-- EXERCISE BRIEF --
Give every line below again, exactly.

•••

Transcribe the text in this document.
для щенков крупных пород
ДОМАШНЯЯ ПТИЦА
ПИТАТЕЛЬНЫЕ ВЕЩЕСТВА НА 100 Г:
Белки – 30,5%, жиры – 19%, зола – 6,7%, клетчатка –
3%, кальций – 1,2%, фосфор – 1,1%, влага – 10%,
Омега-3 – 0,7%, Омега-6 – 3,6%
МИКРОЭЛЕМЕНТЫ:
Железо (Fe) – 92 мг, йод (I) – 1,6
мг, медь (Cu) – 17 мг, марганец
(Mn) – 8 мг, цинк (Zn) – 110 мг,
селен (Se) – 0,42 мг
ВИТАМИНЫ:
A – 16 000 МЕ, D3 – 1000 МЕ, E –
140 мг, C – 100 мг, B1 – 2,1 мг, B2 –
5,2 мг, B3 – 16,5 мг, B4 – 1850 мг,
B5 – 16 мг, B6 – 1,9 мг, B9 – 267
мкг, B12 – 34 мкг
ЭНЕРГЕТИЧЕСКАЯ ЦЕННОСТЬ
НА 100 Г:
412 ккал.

•••

-- WRITTEN SOLUTION --
Transcribe the text in this document.
для щенков крупных пород
ДОМАШНЯЯ ПТИЦА
ПИТАТЕЛЬНЫЕ ВЕЩЕСТВА НА 100 Г:
Белки – 30,5%, жиры – 19%, зола – 6,7%, клетчатка –
3%, кальций – 1,2%, фосфор – 1,1%, влага – 10%,
Омега-3 – 0,7%, Омега-6 – 3,6%
МИКРОЭЛЕМЕНТЫ:
Железо (Fe) – 92 мг, йод (I) – 1,6
мг, медь (Cu) – 17 мг, марганец
(Mn) – 8 мг, цинк (Zn) – 110 мг,
селен (Se) – 0,42 мг
ВИТАМИНЫ:
A – 16 000 МЕ, D3 – 1000 МЕ, E –
140 мг, C – 100 мг, B1 – 2,1 мг, B2 –
5,2 мг, B3 – 16,5 мг, B4 – 1850 мг,
B5 – 16 мг, B6 – 1,9 мг, B9 – 267
мкг, B12 – 34 мкг
ЭНЕРГЕТИЧЕСКАЯ ЦЕННОСТЬ
НА 100 Г:
412 ккал.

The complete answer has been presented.